-- Given instruction --
Write only the number of lines in the records beneath that hold "service".

*** Data provided

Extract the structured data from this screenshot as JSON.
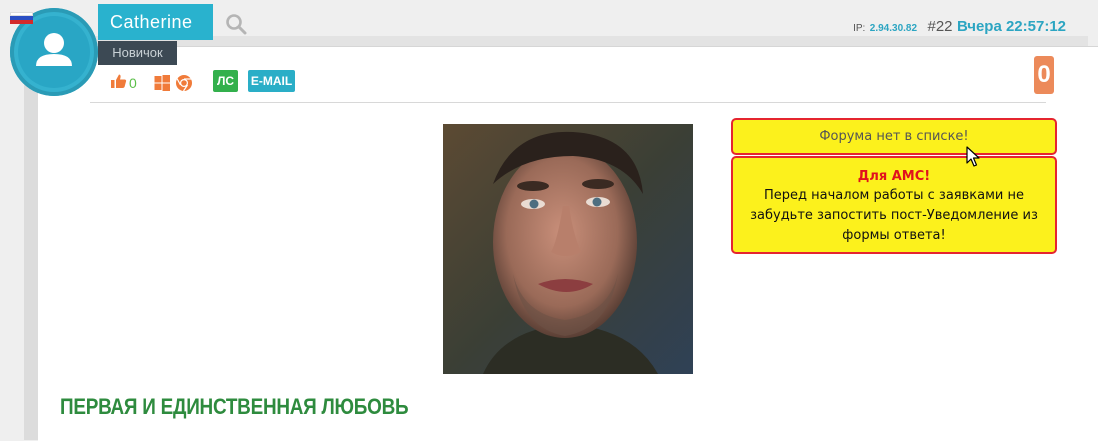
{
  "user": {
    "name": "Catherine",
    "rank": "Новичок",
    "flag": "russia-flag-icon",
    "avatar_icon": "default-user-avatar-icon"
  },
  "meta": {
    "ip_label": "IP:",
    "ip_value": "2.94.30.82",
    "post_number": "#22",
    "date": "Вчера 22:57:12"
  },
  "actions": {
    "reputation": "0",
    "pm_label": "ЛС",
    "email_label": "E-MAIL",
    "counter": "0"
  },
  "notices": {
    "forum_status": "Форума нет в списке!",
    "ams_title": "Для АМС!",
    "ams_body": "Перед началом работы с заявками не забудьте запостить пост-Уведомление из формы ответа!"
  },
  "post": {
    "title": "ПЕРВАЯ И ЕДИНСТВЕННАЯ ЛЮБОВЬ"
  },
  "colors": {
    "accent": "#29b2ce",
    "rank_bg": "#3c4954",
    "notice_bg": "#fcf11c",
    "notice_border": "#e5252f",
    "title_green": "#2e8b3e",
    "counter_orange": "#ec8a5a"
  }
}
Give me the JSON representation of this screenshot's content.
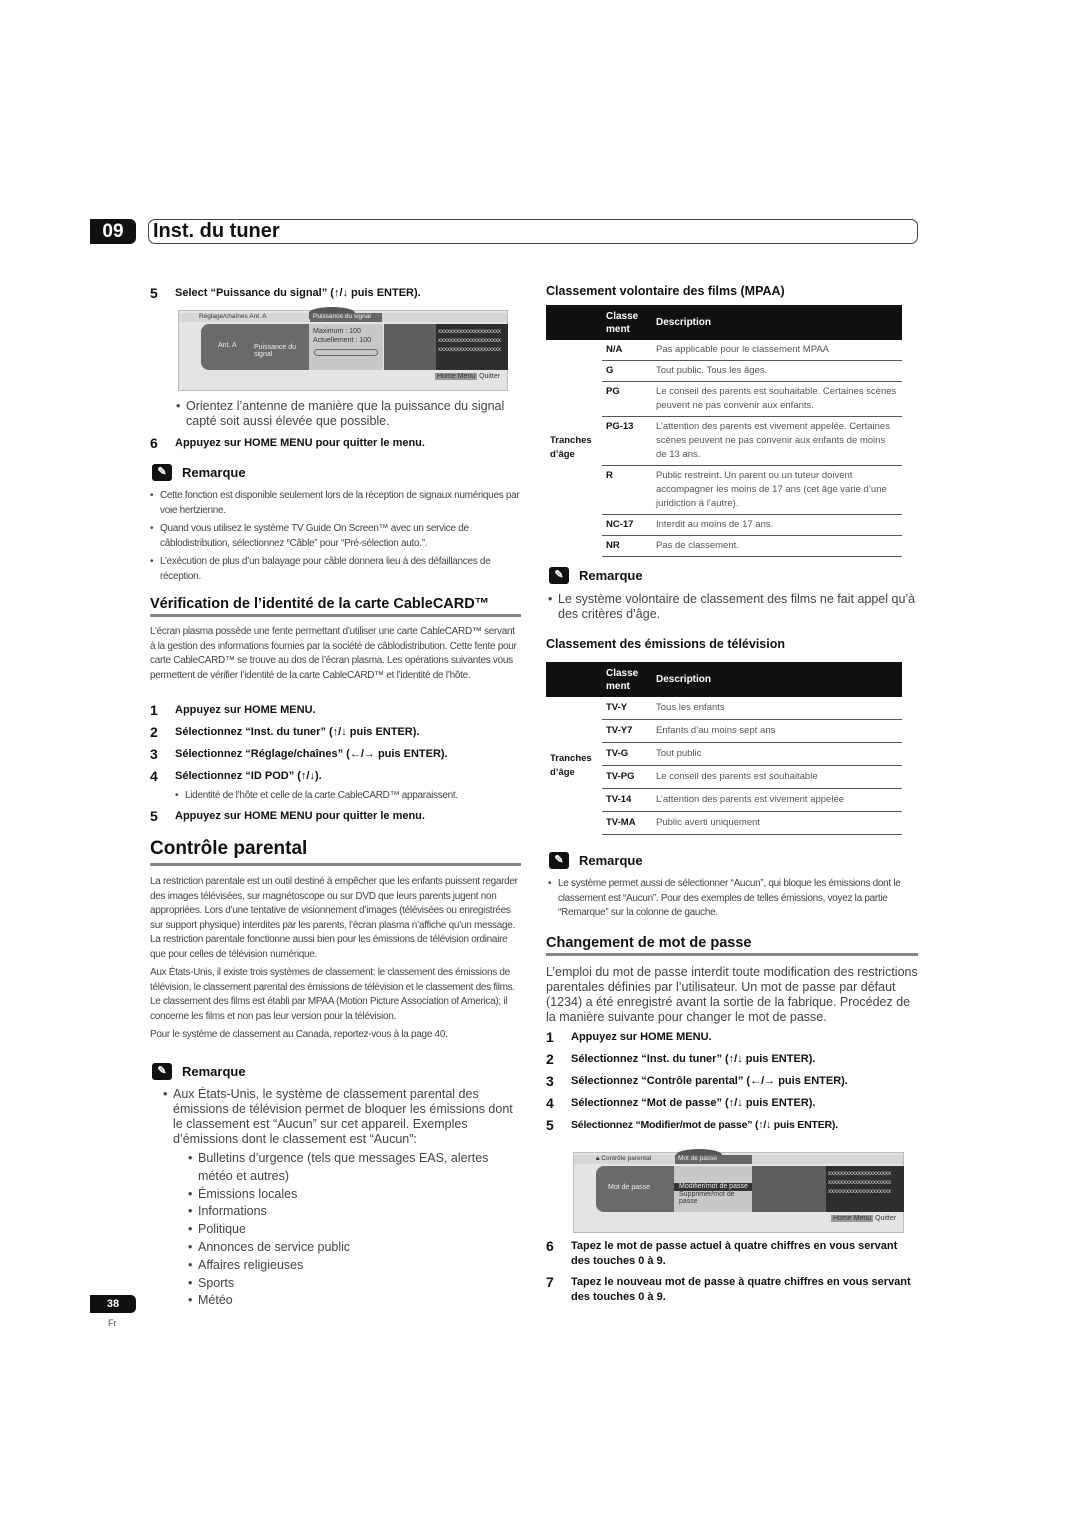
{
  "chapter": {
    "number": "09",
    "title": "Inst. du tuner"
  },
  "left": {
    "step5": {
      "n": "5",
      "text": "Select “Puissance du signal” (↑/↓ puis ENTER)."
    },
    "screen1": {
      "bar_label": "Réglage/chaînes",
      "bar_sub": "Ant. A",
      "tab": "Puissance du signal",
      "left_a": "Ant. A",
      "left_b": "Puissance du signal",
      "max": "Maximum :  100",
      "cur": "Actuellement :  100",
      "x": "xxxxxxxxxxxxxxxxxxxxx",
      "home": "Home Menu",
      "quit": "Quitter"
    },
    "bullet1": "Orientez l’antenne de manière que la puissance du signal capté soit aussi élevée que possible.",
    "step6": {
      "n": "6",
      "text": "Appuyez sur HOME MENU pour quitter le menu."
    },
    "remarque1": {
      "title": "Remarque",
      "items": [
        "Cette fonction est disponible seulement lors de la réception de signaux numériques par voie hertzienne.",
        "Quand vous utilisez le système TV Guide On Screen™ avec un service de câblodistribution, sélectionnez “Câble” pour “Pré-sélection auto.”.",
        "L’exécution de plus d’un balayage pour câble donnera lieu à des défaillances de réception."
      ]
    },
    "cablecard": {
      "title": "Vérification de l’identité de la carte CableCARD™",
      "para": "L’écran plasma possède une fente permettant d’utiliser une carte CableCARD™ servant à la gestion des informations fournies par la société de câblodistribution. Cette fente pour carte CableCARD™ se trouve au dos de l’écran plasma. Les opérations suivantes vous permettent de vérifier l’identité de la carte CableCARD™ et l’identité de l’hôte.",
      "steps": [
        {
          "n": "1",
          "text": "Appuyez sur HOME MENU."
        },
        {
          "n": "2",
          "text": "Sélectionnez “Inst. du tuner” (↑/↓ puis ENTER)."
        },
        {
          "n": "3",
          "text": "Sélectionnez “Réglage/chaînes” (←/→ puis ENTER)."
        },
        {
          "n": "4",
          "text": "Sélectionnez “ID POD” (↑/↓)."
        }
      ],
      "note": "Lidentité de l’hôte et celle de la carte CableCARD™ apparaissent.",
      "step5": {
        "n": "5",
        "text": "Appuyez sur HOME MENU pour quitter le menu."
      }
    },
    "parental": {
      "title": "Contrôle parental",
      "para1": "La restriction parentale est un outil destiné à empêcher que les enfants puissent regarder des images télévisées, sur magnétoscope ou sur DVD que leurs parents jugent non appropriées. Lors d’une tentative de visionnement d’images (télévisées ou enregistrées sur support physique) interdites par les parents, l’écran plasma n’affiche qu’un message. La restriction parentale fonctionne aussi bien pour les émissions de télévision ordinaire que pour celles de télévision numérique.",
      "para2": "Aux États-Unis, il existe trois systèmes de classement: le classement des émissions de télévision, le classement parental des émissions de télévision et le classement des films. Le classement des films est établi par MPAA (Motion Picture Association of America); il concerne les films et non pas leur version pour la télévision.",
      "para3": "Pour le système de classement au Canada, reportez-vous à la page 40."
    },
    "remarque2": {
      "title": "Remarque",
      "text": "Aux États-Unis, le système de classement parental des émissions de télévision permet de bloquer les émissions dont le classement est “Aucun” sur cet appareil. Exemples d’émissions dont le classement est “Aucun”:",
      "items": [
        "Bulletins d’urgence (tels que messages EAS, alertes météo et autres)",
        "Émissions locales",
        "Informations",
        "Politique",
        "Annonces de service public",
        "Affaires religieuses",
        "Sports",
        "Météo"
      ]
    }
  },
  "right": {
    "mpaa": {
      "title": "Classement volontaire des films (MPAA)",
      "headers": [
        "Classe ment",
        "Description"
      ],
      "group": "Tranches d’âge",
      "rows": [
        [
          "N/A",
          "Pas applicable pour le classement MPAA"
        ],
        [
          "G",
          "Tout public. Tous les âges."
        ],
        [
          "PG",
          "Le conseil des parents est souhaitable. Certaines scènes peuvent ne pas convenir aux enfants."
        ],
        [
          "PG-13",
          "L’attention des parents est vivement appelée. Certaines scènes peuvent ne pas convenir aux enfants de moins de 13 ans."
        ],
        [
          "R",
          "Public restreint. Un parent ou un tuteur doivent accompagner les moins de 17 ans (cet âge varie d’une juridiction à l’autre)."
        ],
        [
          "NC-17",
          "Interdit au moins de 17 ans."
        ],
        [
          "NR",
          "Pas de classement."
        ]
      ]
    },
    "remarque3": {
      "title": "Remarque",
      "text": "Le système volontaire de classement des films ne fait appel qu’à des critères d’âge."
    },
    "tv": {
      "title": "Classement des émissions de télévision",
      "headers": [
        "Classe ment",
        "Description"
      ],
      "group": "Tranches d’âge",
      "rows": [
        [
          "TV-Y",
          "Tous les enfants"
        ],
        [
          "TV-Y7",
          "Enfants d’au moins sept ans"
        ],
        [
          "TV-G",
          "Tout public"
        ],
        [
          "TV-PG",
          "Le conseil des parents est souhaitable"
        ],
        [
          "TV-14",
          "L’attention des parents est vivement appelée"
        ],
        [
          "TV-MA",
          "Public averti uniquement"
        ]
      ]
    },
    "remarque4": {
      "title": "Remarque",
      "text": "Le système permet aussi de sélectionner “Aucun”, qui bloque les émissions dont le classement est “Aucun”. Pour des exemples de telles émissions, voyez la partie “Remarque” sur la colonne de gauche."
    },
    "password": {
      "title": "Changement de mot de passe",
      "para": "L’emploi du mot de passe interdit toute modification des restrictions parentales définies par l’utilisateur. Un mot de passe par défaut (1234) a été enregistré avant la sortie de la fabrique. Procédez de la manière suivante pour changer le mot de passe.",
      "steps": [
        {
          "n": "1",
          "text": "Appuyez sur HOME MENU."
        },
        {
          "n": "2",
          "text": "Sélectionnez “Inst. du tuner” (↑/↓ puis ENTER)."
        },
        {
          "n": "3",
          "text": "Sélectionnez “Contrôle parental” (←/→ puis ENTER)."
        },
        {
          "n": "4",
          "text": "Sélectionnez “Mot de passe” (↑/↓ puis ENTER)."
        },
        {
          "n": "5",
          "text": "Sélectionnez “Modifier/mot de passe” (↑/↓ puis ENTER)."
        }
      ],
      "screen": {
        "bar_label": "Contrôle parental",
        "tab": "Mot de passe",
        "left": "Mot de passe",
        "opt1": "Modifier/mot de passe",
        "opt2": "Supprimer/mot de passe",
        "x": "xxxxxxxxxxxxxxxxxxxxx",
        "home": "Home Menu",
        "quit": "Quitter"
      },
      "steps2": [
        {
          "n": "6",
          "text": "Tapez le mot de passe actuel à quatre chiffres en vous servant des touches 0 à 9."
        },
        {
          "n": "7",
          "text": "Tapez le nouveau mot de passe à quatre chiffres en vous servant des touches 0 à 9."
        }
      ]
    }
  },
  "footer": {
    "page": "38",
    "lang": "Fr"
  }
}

******
*** Data provided

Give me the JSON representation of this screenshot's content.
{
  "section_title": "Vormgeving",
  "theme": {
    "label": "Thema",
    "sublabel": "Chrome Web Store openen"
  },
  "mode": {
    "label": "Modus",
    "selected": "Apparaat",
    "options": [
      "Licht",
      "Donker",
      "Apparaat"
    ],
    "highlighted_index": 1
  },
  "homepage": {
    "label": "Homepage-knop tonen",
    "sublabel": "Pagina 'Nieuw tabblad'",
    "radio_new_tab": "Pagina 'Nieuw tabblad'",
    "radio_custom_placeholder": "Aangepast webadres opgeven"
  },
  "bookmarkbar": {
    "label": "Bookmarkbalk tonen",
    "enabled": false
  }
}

******
*** Data provided

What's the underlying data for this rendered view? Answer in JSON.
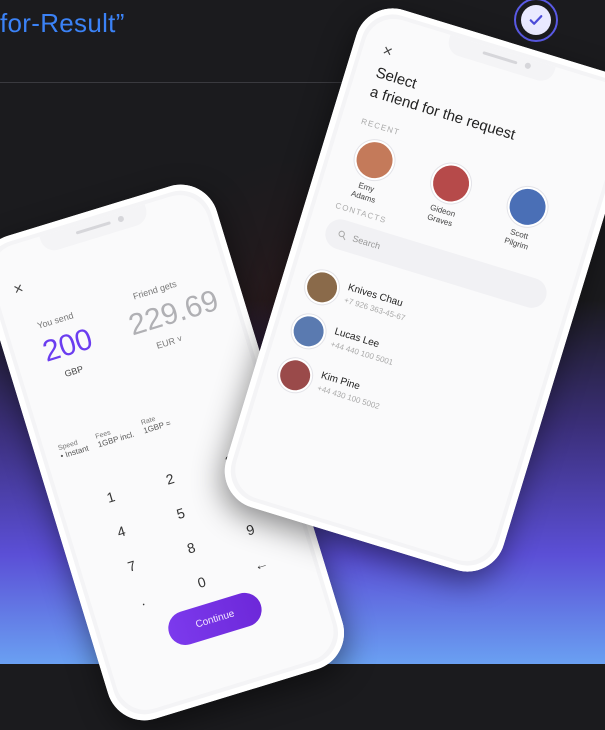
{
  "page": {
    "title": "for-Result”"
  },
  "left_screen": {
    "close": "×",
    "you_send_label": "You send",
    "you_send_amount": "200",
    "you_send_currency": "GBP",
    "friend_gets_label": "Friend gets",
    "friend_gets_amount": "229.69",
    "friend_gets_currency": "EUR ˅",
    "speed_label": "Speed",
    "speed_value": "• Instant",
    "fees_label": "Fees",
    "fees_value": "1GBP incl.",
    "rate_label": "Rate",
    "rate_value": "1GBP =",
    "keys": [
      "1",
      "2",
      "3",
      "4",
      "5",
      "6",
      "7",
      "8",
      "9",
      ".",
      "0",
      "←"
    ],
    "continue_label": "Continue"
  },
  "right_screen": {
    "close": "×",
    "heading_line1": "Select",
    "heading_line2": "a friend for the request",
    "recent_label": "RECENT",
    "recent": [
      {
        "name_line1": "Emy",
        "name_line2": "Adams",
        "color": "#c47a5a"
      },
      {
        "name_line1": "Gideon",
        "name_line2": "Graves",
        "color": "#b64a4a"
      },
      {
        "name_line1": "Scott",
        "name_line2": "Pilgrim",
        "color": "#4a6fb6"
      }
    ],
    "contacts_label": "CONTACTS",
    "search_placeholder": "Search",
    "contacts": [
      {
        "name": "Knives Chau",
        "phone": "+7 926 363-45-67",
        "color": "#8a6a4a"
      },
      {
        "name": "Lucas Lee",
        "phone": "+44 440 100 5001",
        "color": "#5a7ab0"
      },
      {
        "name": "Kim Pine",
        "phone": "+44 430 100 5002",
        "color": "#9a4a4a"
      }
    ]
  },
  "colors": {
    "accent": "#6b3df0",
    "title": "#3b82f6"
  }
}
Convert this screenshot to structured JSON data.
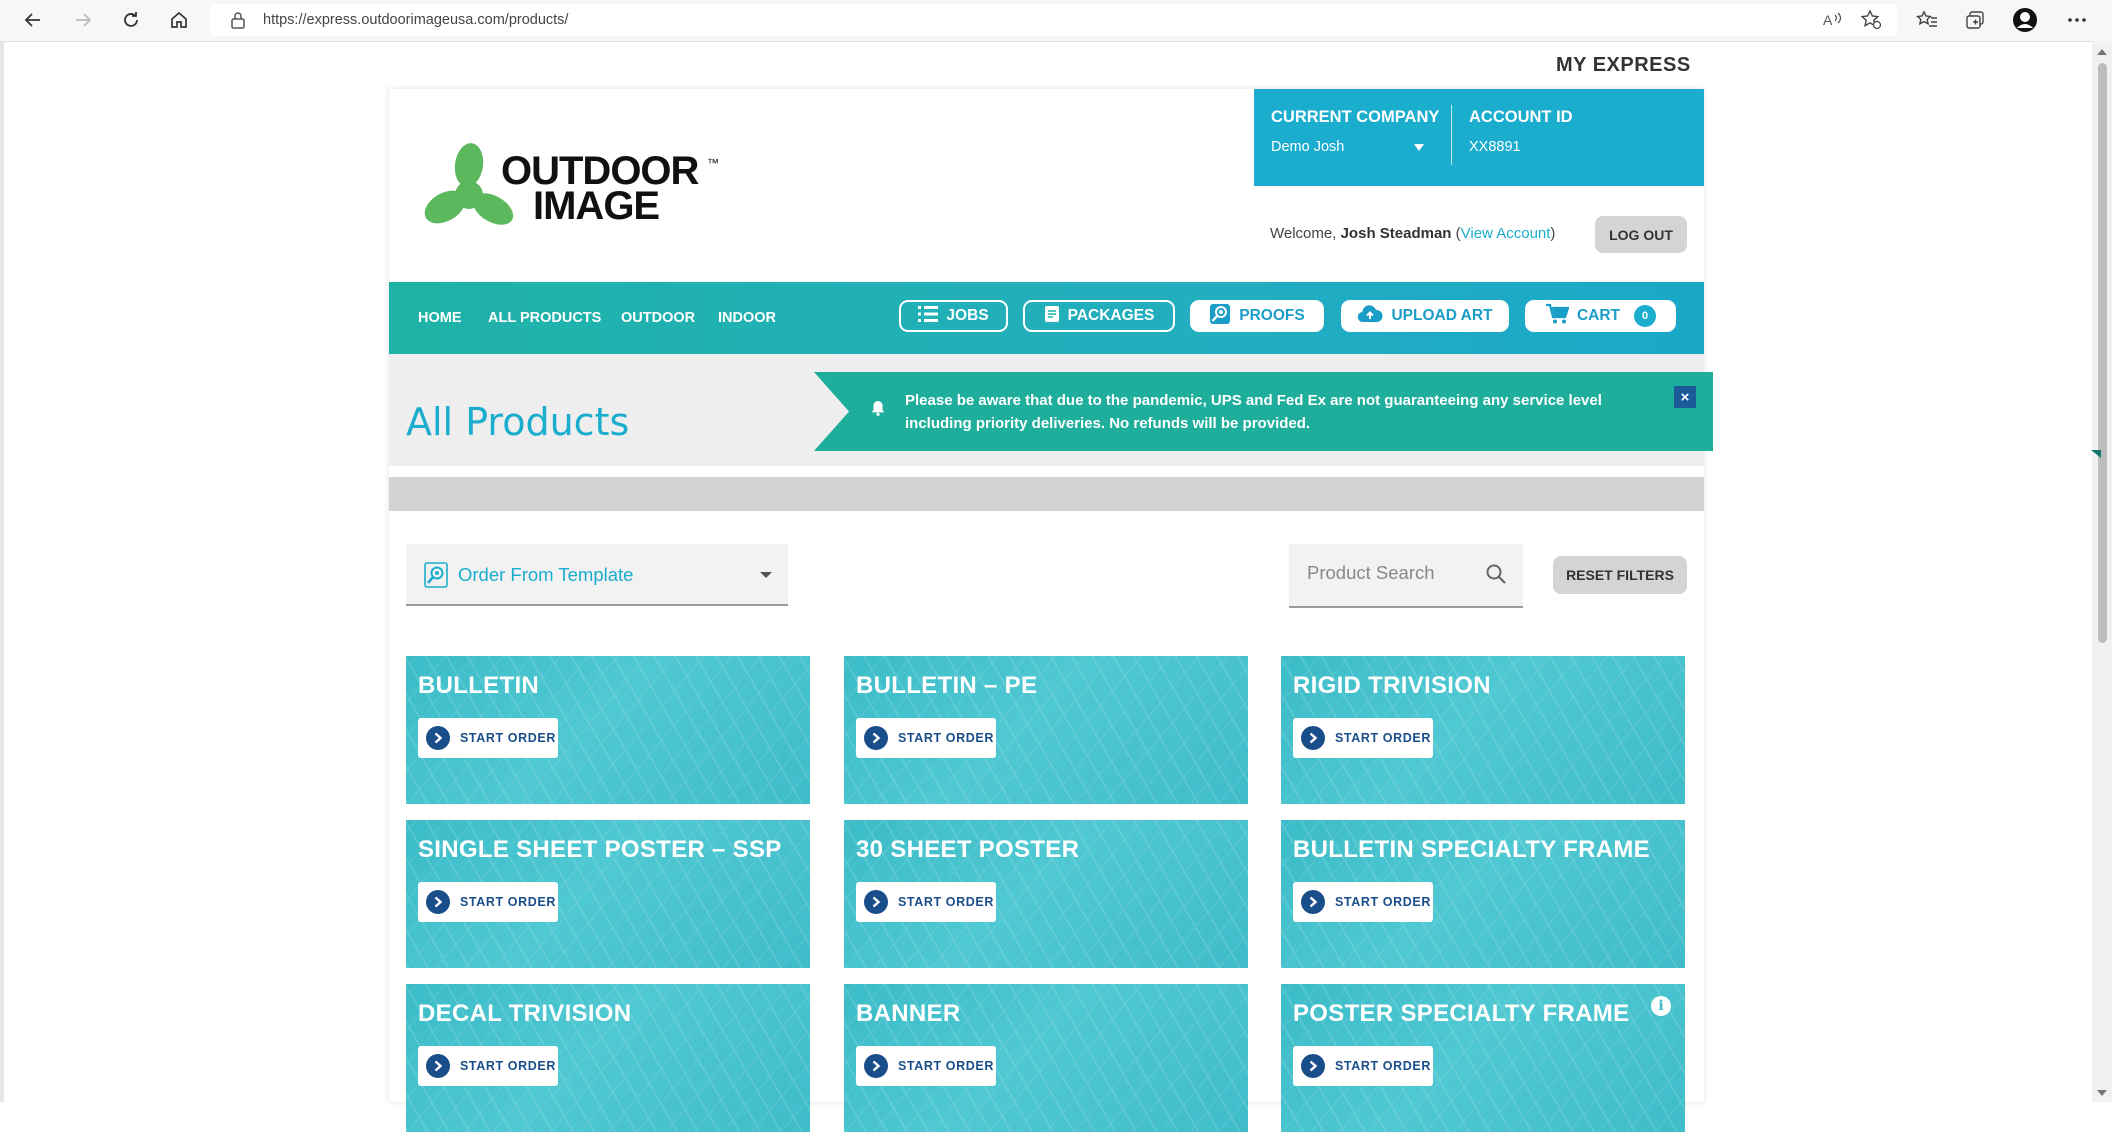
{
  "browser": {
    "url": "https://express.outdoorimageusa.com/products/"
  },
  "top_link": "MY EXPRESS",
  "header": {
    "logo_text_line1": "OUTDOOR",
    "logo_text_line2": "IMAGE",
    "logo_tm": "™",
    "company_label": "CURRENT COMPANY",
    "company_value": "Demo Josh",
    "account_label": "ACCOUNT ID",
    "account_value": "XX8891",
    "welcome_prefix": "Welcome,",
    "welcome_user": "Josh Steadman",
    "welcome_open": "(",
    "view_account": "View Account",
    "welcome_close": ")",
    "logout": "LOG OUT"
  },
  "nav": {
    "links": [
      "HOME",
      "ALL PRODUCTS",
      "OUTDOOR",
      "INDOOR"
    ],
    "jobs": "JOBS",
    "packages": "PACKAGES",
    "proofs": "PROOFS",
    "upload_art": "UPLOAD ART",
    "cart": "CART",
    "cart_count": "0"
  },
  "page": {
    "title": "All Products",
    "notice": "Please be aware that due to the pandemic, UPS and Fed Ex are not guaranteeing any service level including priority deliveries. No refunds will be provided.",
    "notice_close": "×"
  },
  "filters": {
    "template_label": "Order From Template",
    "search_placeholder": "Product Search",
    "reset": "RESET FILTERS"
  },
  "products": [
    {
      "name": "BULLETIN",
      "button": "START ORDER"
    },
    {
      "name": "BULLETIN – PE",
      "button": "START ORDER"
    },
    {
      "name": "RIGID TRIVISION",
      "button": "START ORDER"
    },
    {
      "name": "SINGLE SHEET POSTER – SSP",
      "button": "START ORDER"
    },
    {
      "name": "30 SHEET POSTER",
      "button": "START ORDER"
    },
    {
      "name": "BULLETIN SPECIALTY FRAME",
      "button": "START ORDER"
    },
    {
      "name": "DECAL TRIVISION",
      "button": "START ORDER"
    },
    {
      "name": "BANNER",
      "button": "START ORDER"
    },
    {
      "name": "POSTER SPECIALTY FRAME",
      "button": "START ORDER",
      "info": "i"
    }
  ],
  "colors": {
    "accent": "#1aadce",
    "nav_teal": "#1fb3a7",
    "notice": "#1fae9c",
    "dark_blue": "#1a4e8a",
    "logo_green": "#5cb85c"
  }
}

******

-- Response below --
3